### TASK DESCRIPTION
Wherever the string "type" appears in a line, extract that line.

### RECORDS FOR THE TASK
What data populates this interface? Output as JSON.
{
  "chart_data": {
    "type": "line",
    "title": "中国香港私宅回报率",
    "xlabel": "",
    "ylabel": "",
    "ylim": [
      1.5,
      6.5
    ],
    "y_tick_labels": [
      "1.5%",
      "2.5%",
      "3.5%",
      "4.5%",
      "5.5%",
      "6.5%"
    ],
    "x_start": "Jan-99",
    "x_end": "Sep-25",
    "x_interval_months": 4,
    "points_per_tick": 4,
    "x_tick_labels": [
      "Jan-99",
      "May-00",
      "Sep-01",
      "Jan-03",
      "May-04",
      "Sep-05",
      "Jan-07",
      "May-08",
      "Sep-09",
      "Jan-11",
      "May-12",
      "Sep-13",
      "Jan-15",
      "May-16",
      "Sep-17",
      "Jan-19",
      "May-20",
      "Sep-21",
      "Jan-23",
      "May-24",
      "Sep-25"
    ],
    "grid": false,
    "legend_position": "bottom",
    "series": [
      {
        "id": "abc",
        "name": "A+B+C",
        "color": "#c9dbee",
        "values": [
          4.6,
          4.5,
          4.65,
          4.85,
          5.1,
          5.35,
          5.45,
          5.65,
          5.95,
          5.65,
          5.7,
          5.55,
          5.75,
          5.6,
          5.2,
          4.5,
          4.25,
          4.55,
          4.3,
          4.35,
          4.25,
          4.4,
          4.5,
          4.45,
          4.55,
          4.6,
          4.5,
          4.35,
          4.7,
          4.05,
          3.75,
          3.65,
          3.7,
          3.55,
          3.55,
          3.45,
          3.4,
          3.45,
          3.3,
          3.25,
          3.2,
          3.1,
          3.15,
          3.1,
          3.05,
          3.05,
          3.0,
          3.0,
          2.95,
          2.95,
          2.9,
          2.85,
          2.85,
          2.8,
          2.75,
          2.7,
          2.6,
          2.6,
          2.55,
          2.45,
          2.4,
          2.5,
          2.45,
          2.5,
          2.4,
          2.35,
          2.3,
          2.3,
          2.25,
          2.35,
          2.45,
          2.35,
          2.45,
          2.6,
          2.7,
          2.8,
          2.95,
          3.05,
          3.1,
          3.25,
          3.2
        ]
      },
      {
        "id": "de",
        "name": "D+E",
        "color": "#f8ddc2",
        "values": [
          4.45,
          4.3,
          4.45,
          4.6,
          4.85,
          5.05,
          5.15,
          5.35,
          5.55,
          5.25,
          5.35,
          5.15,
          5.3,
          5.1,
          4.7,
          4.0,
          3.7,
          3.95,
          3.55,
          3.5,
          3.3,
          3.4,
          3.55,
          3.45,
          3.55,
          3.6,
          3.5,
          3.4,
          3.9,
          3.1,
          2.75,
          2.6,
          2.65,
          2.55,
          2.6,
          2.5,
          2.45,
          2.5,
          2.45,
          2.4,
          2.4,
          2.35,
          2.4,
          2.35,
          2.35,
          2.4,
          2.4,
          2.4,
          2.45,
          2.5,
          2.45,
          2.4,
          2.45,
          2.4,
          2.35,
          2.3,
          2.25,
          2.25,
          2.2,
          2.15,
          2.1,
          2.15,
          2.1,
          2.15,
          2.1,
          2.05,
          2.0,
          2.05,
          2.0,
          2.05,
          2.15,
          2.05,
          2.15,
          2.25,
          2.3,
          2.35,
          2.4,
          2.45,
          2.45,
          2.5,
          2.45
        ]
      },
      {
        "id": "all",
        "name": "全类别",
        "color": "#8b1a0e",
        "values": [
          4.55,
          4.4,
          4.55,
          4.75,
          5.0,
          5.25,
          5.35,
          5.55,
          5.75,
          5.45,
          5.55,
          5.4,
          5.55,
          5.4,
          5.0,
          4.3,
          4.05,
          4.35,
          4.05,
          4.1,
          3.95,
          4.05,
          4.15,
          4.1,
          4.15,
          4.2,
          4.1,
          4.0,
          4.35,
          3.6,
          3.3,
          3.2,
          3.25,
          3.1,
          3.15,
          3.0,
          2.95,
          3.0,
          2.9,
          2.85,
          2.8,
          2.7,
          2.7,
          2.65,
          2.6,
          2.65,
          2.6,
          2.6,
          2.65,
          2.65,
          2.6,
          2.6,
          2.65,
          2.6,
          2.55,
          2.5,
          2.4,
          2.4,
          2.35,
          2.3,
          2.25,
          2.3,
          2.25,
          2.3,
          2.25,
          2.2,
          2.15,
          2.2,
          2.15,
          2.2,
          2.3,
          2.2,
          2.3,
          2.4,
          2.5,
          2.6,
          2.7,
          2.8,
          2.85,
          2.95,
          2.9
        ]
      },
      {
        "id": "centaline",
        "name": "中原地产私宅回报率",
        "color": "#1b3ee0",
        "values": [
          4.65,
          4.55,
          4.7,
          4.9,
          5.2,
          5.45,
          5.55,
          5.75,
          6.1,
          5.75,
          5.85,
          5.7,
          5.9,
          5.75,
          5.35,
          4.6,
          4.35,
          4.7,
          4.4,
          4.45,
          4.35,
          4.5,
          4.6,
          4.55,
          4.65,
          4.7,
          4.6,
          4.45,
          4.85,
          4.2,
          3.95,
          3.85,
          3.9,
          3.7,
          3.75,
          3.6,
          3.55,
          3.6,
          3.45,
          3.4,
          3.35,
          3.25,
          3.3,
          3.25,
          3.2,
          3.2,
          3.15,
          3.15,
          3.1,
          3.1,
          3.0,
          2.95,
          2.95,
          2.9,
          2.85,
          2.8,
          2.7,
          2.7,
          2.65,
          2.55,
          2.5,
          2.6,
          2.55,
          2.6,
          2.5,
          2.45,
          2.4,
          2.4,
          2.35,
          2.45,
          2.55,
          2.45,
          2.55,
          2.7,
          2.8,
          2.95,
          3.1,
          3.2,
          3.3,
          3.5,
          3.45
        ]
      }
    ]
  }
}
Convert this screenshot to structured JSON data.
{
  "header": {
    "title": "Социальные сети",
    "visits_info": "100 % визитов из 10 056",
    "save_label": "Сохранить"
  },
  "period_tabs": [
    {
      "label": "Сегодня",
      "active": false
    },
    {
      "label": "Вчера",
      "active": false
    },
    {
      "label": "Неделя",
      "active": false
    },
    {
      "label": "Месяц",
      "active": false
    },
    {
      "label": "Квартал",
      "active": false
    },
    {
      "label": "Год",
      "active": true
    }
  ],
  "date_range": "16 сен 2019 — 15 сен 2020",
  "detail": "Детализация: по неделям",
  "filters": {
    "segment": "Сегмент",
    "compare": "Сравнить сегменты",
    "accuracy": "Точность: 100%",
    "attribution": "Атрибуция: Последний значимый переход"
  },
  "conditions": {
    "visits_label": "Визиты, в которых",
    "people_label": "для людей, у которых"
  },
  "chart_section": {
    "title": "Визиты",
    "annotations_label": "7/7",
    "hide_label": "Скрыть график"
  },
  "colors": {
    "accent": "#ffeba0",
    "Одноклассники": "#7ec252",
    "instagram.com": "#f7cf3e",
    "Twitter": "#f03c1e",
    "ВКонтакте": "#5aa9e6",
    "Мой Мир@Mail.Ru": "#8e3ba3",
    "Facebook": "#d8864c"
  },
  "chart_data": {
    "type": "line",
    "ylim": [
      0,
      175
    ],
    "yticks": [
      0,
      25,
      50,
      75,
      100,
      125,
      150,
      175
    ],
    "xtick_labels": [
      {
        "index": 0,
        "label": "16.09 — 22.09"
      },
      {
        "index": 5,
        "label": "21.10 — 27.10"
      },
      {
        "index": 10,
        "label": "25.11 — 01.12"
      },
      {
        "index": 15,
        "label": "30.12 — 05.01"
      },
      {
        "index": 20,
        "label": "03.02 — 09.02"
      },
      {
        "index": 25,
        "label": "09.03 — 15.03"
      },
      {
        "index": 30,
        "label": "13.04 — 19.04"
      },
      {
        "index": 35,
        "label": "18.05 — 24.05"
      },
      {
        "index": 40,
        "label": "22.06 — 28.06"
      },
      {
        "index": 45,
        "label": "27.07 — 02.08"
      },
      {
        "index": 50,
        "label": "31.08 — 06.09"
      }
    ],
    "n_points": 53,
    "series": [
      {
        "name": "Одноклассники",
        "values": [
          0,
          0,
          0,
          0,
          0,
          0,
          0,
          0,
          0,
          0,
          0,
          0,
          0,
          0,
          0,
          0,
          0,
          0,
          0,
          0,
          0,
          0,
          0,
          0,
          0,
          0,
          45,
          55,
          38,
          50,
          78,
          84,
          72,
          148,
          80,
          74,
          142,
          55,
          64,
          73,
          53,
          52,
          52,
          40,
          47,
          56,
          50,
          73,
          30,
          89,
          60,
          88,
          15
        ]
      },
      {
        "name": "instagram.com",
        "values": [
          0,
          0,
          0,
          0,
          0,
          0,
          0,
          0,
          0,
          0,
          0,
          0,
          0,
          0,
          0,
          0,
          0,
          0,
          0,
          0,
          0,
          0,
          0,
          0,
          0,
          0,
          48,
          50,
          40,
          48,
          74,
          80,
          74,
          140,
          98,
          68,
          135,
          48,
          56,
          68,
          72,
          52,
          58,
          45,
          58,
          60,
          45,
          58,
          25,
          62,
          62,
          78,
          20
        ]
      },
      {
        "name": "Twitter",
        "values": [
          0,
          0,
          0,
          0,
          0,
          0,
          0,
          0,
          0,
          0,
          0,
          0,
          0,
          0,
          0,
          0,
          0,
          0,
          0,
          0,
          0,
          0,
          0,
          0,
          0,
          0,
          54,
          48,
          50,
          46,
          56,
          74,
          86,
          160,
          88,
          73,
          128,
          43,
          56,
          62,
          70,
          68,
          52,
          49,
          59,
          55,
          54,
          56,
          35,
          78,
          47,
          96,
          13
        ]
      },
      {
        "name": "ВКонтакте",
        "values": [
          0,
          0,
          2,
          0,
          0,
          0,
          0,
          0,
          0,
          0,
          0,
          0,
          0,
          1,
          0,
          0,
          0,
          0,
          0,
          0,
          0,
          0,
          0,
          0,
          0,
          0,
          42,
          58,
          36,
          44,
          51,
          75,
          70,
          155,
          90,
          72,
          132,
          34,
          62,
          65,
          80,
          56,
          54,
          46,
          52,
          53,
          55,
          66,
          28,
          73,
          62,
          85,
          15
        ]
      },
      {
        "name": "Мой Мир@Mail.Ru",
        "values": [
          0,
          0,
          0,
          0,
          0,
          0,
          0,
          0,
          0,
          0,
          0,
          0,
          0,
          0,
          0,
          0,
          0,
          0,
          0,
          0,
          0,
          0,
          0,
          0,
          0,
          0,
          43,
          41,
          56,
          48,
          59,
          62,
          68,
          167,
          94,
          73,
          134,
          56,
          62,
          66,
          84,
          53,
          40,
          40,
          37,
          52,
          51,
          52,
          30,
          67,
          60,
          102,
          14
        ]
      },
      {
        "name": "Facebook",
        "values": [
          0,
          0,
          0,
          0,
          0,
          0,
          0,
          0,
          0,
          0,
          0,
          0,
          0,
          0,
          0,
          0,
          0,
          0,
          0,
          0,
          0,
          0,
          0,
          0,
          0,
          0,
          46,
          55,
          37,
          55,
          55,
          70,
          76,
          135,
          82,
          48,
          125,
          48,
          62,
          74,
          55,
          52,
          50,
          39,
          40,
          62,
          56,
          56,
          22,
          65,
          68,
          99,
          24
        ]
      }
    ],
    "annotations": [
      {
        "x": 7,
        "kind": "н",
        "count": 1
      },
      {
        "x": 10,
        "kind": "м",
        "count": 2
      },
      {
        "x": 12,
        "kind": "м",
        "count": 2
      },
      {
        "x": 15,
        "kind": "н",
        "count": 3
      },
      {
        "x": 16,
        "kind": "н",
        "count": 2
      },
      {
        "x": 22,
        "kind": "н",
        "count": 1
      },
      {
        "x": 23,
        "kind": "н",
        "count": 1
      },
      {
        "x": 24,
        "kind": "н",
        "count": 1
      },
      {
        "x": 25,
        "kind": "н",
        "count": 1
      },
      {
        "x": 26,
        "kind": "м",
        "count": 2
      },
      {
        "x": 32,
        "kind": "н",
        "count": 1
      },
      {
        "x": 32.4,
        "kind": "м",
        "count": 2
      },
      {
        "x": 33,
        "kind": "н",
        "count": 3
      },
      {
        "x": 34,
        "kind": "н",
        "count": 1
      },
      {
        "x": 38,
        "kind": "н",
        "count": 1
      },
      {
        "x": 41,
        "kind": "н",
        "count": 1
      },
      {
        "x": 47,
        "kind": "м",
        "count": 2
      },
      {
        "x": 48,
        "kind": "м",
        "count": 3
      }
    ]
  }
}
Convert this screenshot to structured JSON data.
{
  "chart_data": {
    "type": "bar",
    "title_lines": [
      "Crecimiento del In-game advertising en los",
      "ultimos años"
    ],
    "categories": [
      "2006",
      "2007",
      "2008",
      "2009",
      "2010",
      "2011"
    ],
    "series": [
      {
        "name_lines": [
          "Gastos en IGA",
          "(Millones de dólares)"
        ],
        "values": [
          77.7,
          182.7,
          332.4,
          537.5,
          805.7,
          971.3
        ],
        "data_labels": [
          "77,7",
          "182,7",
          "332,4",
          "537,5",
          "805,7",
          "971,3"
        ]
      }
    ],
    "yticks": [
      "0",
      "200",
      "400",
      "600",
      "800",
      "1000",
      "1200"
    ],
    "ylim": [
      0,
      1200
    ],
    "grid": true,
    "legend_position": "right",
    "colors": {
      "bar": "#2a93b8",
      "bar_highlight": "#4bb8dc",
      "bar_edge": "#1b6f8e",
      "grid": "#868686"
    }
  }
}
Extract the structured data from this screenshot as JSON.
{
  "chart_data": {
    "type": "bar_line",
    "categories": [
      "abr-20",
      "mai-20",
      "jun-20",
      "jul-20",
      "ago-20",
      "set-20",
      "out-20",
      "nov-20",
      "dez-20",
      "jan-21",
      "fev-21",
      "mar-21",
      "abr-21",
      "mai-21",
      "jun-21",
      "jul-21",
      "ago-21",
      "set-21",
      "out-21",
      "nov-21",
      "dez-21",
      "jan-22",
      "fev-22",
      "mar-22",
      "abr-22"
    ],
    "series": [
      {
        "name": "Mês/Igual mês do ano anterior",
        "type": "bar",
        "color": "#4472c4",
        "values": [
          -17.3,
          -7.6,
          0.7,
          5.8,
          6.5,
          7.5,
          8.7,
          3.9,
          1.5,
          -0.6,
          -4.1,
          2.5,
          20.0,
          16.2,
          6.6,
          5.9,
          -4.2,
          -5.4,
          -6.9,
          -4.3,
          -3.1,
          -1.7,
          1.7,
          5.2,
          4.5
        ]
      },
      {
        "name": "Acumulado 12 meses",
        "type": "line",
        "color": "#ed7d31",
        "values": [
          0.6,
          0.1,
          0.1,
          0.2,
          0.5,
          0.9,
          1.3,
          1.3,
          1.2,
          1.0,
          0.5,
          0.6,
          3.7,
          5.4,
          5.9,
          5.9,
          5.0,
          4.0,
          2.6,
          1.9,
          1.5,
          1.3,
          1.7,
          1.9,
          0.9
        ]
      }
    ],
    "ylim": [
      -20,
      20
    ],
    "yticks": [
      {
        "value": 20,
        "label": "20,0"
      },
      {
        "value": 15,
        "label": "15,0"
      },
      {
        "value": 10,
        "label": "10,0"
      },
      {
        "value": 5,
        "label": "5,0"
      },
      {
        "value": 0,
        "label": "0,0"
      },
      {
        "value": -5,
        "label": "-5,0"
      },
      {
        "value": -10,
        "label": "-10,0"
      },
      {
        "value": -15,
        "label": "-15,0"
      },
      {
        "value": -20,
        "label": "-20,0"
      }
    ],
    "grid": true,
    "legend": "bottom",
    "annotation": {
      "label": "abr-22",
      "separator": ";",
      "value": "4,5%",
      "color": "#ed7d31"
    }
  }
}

### OUTPUT OF THE EXERCISE
    "type": "line",
    "type": "line",
    "type": "bar",
    "type": "bar_line",
        "type": "bar",
        "type": "line",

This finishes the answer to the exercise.